● Work to do:
Output every entry exactly, from the first line to the last.
##### Items
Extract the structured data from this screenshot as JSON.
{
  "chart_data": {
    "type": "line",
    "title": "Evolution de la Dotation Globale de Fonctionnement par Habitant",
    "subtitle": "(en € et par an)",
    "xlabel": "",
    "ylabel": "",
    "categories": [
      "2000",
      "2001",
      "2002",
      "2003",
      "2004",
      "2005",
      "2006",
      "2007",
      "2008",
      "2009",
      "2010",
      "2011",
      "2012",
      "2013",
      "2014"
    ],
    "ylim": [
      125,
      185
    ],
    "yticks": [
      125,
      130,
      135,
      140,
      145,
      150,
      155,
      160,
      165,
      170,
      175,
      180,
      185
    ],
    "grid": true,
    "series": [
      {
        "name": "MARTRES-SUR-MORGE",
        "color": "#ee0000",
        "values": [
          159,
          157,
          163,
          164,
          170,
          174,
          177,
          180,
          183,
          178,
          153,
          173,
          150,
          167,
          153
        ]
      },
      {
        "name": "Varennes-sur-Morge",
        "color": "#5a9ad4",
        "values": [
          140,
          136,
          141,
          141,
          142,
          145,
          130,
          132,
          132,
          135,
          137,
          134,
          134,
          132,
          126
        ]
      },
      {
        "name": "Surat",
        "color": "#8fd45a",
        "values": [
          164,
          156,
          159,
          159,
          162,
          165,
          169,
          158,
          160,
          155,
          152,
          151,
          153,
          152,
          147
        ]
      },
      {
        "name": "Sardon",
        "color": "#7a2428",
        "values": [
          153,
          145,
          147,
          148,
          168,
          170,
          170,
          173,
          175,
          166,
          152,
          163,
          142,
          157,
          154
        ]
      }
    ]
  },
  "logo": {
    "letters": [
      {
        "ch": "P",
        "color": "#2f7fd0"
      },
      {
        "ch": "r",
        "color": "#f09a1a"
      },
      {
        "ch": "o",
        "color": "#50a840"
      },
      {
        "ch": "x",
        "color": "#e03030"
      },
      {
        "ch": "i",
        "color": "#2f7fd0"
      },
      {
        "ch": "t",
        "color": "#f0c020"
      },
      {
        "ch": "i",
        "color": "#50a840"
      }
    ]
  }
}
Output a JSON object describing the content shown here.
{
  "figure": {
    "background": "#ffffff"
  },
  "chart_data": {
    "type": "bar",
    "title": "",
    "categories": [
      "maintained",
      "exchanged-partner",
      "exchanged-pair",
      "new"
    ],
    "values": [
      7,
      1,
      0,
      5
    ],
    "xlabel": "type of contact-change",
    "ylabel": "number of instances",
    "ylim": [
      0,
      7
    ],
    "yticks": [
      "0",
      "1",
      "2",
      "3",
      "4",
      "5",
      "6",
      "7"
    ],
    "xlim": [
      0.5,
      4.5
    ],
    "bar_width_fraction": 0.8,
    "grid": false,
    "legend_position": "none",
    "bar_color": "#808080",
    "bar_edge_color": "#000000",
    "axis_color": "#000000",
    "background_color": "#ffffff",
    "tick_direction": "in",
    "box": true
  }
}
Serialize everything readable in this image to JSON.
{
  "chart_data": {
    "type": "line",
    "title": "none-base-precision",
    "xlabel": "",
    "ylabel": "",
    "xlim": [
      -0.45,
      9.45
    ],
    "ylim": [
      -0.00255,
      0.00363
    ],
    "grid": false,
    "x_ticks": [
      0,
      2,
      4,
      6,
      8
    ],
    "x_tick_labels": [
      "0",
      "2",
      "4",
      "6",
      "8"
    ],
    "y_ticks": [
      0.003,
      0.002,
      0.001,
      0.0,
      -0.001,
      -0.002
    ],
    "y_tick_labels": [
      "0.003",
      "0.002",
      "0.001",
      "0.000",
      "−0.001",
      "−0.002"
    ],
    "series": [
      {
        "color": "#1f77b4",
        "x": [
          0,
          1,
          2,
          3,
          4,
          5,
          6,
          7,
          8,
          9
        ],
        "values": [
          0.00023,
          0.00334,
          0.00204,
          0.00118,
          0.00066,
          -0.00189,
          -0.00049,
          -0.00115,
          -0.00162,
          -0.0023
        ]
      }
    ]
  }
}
##########
● Worked answer:
Extract the structured data from this screenshot as JSON.
{
  "chart_data": {
    "type": "line",
    "title": "Evolution de la Dotation Globale de Fonctionnement par Habitant",
    "subtitle": "(en € et par an)",
    "xlabel": "",
    "ylabel": "",
    "categories": [
      "2000",
      "2001",
      "2002",
      "2003",
      "2004",
      "2005",
      "2006",
      "2007",
      "2008",
      "2009",
      "2010",
      "2011",
      "2012",
      "2013",
      "2014"
    ],
    "ylim": [
      125,
      185
    ],
    "yticks": [
      125,
      130,
      135,
      140,
      145,
      150,
      155,
      160,
      165,
      170,
      175,
      180,
      185
    ],
    "grid": true,
    "series": [
      {
        "name": "MARTRES-SUR-MORGE",
        "color": "#ee0000",
        "values": [
          159,
          157,
          163,
          164,
          170,
          174,
          177,
          180,
          183,
          178,
          153,
          173,
          150,
          167,
          153
        ]
      },
      {
        "name": "Varennes-sur-Morge",
        "color": "#5a9ad4",
        "values": [
          140,
          136,
          141,
          141,
          142,
          145,
          130,
          132,
          132,
          135,
          137,
          134,
          134,
          132,
          126
        ]
      },
      {
        "name": "Surat",
        "color": "#8fd45a",
        "values": [
          164,
          156,
          159,
          159,
          162,
          165,
          169,
          158,
          160,
          155,
          152,
          151,
          153,
          152,
          147
        ]
      },
      {
        "name": "Sardon",
        "color": "#7a2428",
        "values": [
          153,
          145,
          147,
          148,
          168,
          170,
          170,
          173,
          175,
          166,
          152,
          163,
          142,
          157,
          154
        ]
      }
    ]
  },
  "logo": {
    "letters": [
      {
        "ch": "P",
        "color": "#2f7fd0"
      },
      {
        "ch": "r",
        "color": "#f09a1a"
      },
      {
        "ch": "o",
        "color": "#50a840"
      },
      {
        "ch": "x",
        "color": "#e03030"
      },
      {
        "ch": "i",
        "color": "#2f7fd0"
      },
      {
        "ch": "t",
        "color": "#f0c020"
      },
      {
        "ch": "i",
        "color": "#50a840"
      }
    ]
  }
}
Output a JSON object describing the content shown here.
{
  "figure": {
    "background": "#ffffff"
  },
  "chart_data": {
    "type": "bar",
    "title": "",
    "categories": [
      "maintained",
      "exchanged-partner",
      "exchanged-pair",
      "new"
    ],
    "values": [
      7,
      1,
      0,
      5
    ],
    "xlabel": "type of contact-change",
    "ylabel": "number of instances",
    "ylim": [
      0,
      7
    ],
    "yticks": [
      "0",
      "1",
      "2",
      "3",
      "4",
      "5",
      "6",
      "7"
    ],
    "xlim": [
      0.5,
      4.5
    ],
    "bar_width_fraction": 0.8,
    "grid": false,
    "legend_position": "none",
    "bar_color": "#808080",
    "bar_edge_color": "#000000",
    "axis_color": "#000000",
    "background_color": "#ffffff",
    "tick_direction": "in",
    "box": true
  }
}
Serialize everything readable in this image to JSON.
{
  "chart_data": {
    "type": "line",
    "title": "none-base-precision",
    "xlabel": "",
    "ylabel": "",
    "xlim": [
      -0.45,
      9.45
    ],
    "ylim": [
      -0.00255,
      0.00363
    ],
    "grid": false,
    "x_ticks": [
      0,
      2,
      4,
      6,
      8
    ],
    "x_tick_labels": [
      "0",
      "2",
      "4",
      "6",
      "8"
    ],
    "y_ticks": [
      0.003,
      0.002,
      0.001,
      0.0,
      -0.001,
      -0.002
    ],
    "y_tick_labels": [
      "0.003",
      "0.002",
      "0.001",
      "0.000",
      "−0.001",
      "−0.002"
    ],
    "series": [
      {
        "color": "#1f77b4",
        "x": [
          0,
          1,
          2,
          3,
          4,
          5,
          6,
          7,
          8,
          9
        ],
        "values": [
          0.00023,
          0.00334,
          0.00204,
          0.00118,
          0.00066,
          -0.00189,
          -0.00049,
          -0.00115,
          -0.00162,
          -0.0023
        ]
      }
    ]
  }
}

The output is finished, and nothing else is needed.